DIRECTIONS: In the data below, find every line with the string "semiconductors" and pull it out.

Stored entries
⟨

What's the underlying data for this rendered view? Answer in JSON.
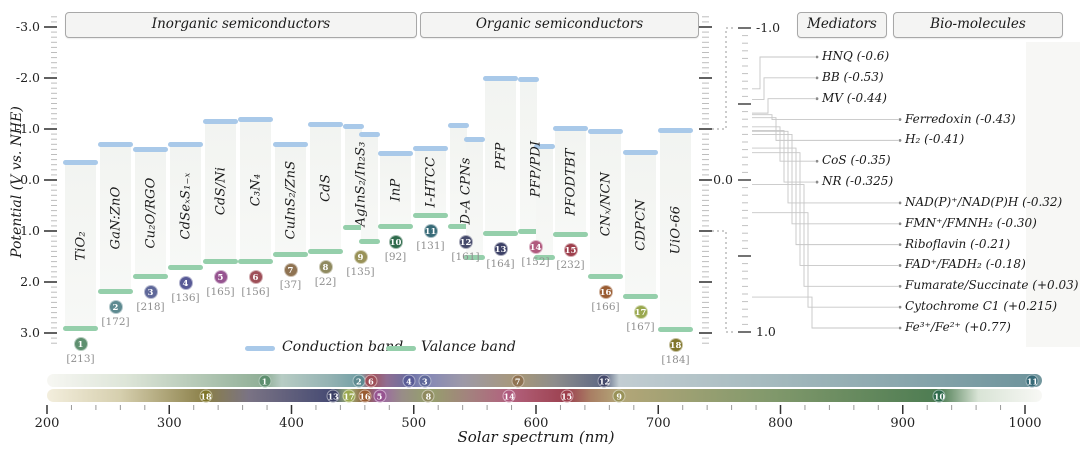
{
  "sections": {
    "inorganic": "Inorganic semiconductors",
    "organic": "Organic semiconductors",
    "mediators": "Mediators",
    "biomolecules": "Bio-molecules"
  },
  "y_axis": {
    "title": "Potential (V vs. NHE)",
    "ticks": [
      -3,
      -2,
      -1,
      0,
      1,
      2,
      3
    ],
    "minor_step": 0.1
  },
  "right_axis": {
    "ticks": [
      -1,
      0,
      1
    ],
    "minor_step": 0.05,
    "range": [
      -1,
      1
    ]
  },
  "legend": {
    "conduction_label": "Conduction band",
    "valence_label": "Valance band",
    "conduction_color": "#a9c9e9",
    "valence_color": "#95cfab"
  },
  "chart_data": {
    "type": "band-energy-diagram",
    "ylabel": "Potential (V vs. NHE)",
    "ylim": [
      -3.2,
      3.2
    ],
    "semiconductors": [
      {
        "n": 1,
        "label": "TiO₂",
        "cite": "[213]",
        "color": "#5e8f6f",
        "group": "inorganic",
        "bands": [
          {
            "cb": -0.35,
            "vb": 2.92
          }
        ],
        "badge_bar": 0,
        "edge_nm": 378,
        "spectrum_row": "top"
      },
      {
        "n": 2,
        "label": "GaN:ZnO",
        "cite": "[172]",
        "color": "#5d8a90",
        "group": "inorganic",
        "bands": [
          {
            "cb": -0.7,
            "vb": 2.2
          }
        ],
        "badge_bar": 0,
        "edge_nm": 455,
        "spectrum_row": "top"
      },
      {
        "n": 3,
        "label": "Cu₂O/RGO",
        "cite": "[218]",
        "color": "#5f6899",
        "group": "inorganic",
        "bands": [
          {
            "cb": -0.6,
            "vb": 1.9
          }
        ],
        "badge_bar": 0,
        "edge_nm": 509,
        "spectrum_row": "top"
      },
      {
        "n": 4,
        "label": "CdSeₓS₁₋ₓ",
        "cite": "[136]",
        "color": "#585a96",
        "group": "inorganic",
        "bands": [
          {
            "cb": -0.7,
            "vb": 1.72
          }
        ],
        "badge_bar": 0,
        "edge_nm": 496,
        "spectrum_row": "top"
      },
      {
        "n": 5,
        "label": "CdS/Ni",
        "cite": "[165]",
        "color": "#965490",
        "group": "inorganic",
        "bands": [
          {
            "cb": -1.15,
            "vb": 1.6
          }
        ],
        "badge_bar": 0,
        "edge_nm": 472,
        "spectrum_row": "bottom"
      },
      {
        "n": 6,
        "label": "C₃N₄",
        "cite": "[156]",
        "color": "#9e4f58",
        "group": "inorganic",
        "bands": [
          {
            "cb": -1.2,
            "vb": 1.6
          }
        ],
        "badge_bar": 0,
        "edge_nm": 465,
        "spectrum_row": "top"
      },
      {
        "n": 7,
        "label": "CuInS₂/ZnS",
        "cite": "[37]",
        "color": "#8f7352",
        "group": "inorganic",
        "bands": [
          {
            "cb": -0.7,
            "vb": 1.47
          }
        ],
        "badge_bar": 0,
        "edge_nm": 585,
        "spectrum_row": "top"
      },
      {
        "n": 8,
        "label": "CdS",
        "cite": "[22]",
        "color": "#8f8a5f",
        "group": "inorganic",
        "bands": [
          {
            "cb": -1.1,
            "vb": 1.42
          }
        ],
        "badge_bar": 0,
        "edge_nm": 512,
        "spectrum_row": "bottom"
      },
      {
        "n": 9,
        "label": "AgInS₂/In₂S₃",
        "cite": "[135]",
        "color": "#999258",
        "group": "inorganic",
        "bands": [
          {
            "cb": -1.05,
            "vb": 0.95
          },
          {
            "cb": -0.9,
            "vb": 1.22
          }
        ],
        "badge_bar": 1,
        "edge_nm": 668,
        "spectrum_row": "bottom"
      },
      {
        "n": 10,
        "label": "InP",
        "cite": "[92]",
        "color": "#2f6b4c",
        "group": "inorganic",
        "bands": [
          {
            "cb": -0.53,
            "vb": 0.92
          }
        ],
        "badge_bar": 0,
        "edge_nm": 930,
        "spectrum_row": "bottom"
      },
      {
        "n": 11,
        "label": "I-HTCC",
        "cite": "[131]",
        "color": "#386b78",
        "group": "organic",
        "bands": [
          {
            "cb": -0.63,
            "vb": 0.7
          }
        ],
        "badge_bar": 0,
        "edge_nm": 1006,
        "spectrum_row": "top"
      },
      {
        "n": 12,
        "label": "D-A CPNs",
        "cite": "[161]",
        "color": "#454a6b",
        "group": "organic",
        "bands": [
          {
            "cb": -1.08,
            "vb": 0.92
          },
          {
            "cb": -0.8,
            "vb": 1.53
          }
        ],
        "badge_bar": 0,
        "edge_nm": 656,
        "spectrum_row": "top"
      },
      {
        "n": 13,
        "label": "PFP",
        "cite": "[164]",
        "color": "#3c4066",
        "group": "organic",
        "bands": [
          {
            "cb": -2.0,
            "vb": 1.06
          }
        ],
        "badge_bar": 0,
        "edge_nm": 434,
        "spectrum_row": "bottom"
      },
      {
        "n": 14,
        "label": "PFP/PDI",
        "cite": "[152]",
        "color": "#b05a7e",
        "group": "organic",
        "bands": [
          {
            "cb": -1.98,
            "vb": 1.02
          },
          {
            "cb": -0.67,
            "vb": 1.53
          }
        ],
        "badge_bar": 0,
        "edge_nm": 578,
        "spectrum_row": "bottom"
      },
      {
        "n": 15,
        "label": "PFODTBT",
        "cite": "[232]",
        "color": "#9e3f4c",
        "group": "organic",
        "bands": [
          {
            "cb": -1.02,
            "vb": 1.08
          }
        ],
        "badge_bar": 0,
        "edge_nm": 625,
        "spectrum_row": "bottom"
      },
      {
        "n": 16,
        "label": "CNₓ/NCN",
        "cite": "[166]",
        "color": "#9a5c32",
        "group": "organic",
        "bands": [
          {
            "cb": -0.96,
            "vb": 1.9
          }
        ],
        "badge_bar": 0,
        "edge_nm": 460,
        "spectrum_row": "bottom"
      },
      {
        "n": 17,
        "label": "CDPCN",
        "cite": "[167]",
        "color": "#9aa84f",
        "group": "organic",
        "bands": [
          {
            "cb": -0.55,
            "vb": 2.3
          }
        ],
        "badge_bar": 0,
        "edge_nm": 447,
        "spectrum_row": "bottom"
      },
      {
        "n": 18,
        "label": "UiO-66",
        "cite": "[184]",
        "color": "#80762c",
        "group": "organic",
        "bands": [
          {
            "cb": -0.98,
            "vb": 2.94
          }
        ],
        "badge_bar": 0,
        "edge_nm": 330,
        "spectrum_row": "bottom"
      }
    ],
    "mediators": [
      {
        "label": "HNQ (-0.6)",
        "v": -0.6
      },
      {
        "label": "BB (-0.53)",
        "v": -0.53
      },
      {
        "label": "MV (-0.44)",
        "v": -0.44
      },
      {
        "label": "CoS (-0.35)",
        "v": -0.35
      },
      {
        "label": "NR (-0.325)",
        "v": -0.325
      }
    ],
    "biomolecules": [
      {
        "label": "Ferredoxin (-0.43)",
        "v": -0.43
      },
      {
        "label": "H₂ (-0.41)",
        "v": -0.41
      },
      {
        "label": "NAD(P)⁺/NAD(P)H (-0.32)",
        "v": -0.32
      },
      {
        "label": "FMN⁺/FMNH₂ (-0.30)",
        "v": -0.3
      },
      {
        "label": "Riboflavin (-0.21)",
        "v": -0.21
      },
      {
        "label": "FAD⁺/FADH₂ (-0.18)",
        "v": -0.18
      },
      {
        "label": "Fumarate/Succinate (+0.03)",
        "v": 0.03
      },
      {
        "label": "Cytochrome C1 (+0.215)",
        "v": 0.215
      },
      {
        "label": "Fe³⁺/Fe²⁺ (+0.77)",
        "v": 0.77
      }
    ],
    "solar_spectrum": {
      "xlabel": "Solar spectrum (nm)",
      "x_ticks": [
        200,
        300,
        400,
        500,
        600,
        700,
        800,
        900,
        1000
      ],
      "minor_tick_nm": 20,
      "xlim": [
        200,
        1014
      ],
      "top_row_gradient": [
        [
          200,
          "#f7f7f3"
        ],
        [
          265,
          "#dde5d8"
        ],
        [
          378,
          "#8fae96"
        ],
        [
          392,
          "#b7ccc4"
        ],
        [
          430,
          "#95b3b3"
        ],
        [
          455,
          "#74a0a6"
        ],
        [
          459,
          "#8d8f99"
        ],
        [
          466,
          "#a25560"
        ],
        [
          478,
          "#8f6d92"
        ],
        [
          496,
          "#6a6fa0"
        ],
        [
          509,
          "#8487b8"
        ],
        [
          540,
          "#9d99a8"
        ],
        [
          585,
          "#a89878"
        ],
        [
          615,
          "#8e8d8c"
        ],
        [
          656,
          "#5d6884"
        ],
        [
          668,
          "#c2cdd2"
        ],
        [
          780,
          "#a8bcc0"
        ],
        [
          1006,
          "#6f949c"
        ],
        [
          1014,
          "#74989f"
        ]
      ],
      "bottom_row_gradient": [
        [
          200,
          "#f3eedd"
        ],
        [
          260,
          "#d6cfae"
        ],
        [
          330,
          "#8a7f48"
        ],
        [
          365,
          "#7a7384"
        ],
        [
          434,
          "#454a73"
        ],
        [
          441,
          "#7a8a74"
        ],
        [
          447,
          "#a3b379"
        ],
        [
          453,
          "#97885c"
        ],
        [
          460,
          "#8a5c38"
        ],
        [
          466,
          "#935f71"
        ],
        [
          472,
          "#9c64a4"
        ],
        [
          490,
          "#988c88"
        ],
        [
          512,
          "#95a06b"
        ],
        [
          545,
          "#a3827e"
        ],
        [
          578,
          "#b2627f"
        ],
        [
          600,
          "#a85266"
        ],
        [
          625,
          "#9c4150"
        ],
        [
          645,
          "#a97f64"
        ],
        [
          668,
          "#b3a678"
        ],
        [
          790,
          "#82996c"
        ],
        [
          930,
          "#4d7c52"
        ],
        [
          962,
          "#d9e4d6"
        ],
        [
          1014,
          "#f8f8f5"
        ]
      ]
    }
  }
}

⟩

EXERCISE ANSWER:
    "inorganic": "Inorganic semiconductors",
    "organic": "Organic semiconductors",
    "semiconductors": [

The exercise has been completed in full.